# [DESCRIPTION OF THE TASK]
Find every line with the string "selected" in it, count them, and reply with that count only.

== INFORMATION SHOWN ==

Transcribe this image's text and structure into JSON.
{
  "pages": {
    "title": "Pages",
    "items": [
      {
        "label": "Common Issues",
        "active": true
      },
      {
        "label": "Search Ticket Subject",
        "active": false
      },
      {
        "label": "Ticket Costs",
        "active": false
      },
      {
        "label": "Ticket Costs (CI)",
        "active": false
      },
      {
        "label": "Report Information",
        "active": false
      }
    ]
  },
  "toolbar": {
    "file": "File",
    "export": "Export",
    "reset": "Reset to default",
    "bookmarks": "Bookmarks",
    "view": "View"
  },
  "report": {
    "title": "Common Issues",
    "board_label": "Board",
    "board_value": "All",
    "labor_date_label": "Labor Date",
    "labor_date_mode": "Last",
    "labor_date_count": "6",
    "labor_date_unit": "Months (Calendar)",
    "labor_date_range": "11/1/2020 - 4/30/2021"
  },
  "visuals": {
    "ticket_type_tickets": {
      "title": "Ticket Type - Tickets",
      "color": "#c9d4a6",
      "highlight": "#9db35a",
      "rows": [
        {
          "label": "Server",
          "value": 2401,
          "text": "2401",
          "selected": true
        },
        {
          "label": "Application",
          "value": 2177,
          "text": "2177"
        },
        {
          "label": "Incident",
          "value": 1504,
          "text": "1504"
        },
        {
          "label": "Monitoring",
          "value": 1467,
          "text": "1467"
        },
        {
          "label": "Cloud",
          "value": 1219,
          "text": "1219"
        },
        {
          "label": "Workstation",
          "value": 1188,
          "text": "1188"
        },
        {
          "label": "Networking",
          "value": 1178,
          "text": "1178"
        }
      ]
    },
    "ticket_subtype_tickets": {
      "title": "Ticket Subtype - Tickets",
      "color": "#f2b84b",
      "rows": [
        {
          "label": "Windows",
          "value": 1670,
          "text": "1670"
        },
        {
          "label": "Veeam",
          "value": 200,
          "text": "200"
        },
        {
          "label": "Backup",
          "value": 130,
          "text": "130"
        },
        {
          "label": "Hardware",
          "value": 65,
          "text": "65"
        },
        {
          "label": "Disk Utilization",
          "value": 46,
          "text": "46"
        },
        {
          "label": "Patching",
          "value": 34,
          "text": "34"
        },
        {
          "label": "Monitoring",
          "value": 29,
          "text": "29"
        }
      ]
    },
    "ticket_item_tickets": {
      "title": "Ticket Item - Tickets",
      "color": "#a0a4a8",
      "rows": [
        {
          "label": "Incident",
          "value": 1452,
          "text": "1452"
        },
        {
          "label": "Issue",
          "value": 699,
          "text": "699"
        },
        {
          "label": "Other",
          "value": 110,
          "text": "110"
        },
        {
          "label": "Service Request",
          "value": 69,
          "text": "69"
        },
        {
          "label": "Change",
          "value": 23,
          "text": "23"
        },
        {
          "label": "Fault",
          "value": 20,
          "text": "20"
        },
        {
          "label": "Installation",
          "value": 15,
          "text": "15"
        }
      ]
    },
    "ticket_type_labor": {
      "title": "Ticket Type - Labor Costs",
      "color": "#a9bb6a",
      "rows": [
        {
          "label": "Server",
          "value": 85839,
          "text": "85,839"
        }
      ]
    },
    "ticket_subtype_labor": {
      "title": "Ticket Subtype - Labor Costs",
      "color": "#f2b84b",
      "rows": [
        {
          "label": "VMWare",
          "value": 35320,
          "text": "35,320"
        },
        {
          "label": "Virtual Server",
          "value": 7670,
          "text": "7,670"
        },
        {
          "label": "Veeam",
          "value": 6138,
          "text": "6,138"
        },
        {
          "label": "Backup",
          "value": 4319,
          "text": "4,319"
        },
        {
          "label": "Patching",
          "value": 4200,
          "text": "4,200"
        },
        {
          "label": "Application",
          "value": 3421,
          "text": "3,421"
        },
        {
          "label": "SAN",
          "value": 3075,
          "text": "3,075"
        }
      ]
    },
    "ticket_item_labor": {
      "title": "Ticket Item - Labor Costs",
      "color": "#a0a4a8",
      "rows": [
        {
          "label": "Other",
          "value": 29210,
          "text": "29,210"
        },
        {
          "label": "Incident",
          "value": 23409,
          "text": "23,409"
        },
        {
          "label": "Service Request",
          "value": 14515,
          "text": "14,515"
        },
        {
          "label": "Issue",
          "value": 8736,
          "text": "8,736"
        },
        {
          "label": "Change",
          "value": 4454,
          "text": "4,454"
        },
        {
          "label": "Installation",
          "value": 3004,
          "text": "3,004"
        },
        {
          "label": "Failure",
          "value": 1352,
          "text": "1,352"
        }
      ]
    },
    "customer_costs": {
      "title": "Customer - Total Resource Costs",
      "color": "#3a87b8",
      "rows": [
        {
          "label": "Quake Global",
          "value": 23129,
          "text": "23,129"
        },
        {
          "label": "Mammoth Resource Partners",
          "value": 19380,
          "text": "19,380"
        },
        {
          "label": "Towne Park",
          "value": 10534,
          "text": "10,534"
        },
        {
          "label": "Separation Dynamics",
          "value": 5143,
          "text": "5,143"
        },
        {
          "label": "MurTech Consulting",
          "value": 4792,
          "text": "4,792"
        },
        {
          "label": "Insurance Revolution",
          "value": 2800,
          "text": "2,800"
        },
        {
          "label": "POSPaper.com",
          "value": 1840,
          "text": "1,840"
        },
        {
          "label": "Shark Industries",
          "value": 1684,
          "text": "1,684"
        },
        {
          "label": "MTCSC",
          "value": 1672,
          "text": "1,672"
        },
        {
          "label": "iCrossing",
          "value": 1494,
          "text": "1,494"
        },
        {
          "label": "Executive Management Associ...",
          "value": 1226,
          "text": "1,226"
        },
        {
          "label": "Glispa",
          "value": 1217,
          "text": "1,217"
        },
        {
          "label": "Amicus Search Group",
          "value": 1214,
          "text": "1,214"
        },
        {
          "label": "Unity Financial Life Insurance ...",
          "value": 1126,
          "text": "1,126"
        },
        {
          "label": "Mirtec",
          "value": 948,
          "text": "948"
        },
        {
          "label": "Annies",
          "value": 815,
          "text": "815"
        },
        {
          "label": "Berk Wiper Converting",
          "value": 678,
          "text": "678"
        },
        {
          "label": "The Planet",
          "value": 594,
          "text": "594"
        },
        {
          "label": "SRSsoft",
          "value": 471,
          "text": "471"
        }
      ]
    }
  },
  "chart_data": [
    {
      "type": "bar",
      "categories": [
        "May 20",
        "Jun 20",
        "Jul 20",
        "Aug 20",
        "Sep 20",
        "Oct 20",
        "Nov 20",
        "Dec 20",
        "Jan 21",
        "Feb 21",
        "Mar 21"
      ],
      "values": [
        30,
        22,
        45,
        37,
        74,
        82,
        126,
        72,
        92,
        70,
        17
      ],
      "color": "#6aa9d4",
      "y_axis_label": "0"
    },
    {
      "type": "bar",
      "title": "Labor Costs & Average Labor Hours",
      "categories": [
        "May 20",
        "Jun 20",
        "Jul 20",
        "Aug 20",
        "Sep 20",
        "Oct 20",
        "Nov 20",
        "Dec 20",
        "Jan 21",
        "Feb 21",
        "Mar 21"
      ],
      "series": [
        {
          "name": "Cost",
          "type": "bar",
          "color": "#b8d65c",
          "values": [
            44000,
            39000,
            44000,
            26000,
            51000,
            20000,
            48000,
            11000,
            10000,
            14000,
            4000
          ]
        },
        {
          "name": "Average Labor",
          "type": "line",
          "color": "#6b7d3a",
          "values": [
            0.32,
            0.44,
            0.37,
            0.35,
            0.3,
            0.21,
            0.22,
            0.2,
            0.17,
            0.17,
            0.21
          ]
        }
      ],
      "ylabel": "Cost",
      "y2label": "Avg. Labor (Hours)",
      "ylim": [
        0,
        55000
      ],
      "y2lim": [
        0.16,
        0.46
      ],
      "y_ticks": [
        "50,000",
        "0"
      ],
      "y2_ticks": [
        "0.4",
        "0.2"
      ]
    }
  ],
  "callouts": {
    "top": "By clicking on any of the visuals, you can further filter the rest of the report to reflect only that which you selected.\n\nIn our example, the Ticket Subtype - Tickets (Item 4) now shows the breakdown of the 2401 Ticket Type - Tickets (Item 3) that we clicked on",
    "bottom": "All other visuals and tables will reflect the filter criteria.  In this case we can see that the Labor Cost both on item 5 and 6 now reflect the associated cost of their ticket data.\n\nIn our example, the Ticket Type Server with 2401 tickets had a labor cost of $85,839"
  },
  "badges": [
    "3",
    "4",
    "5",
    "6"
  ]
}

===

# [THE SOLUTION]
2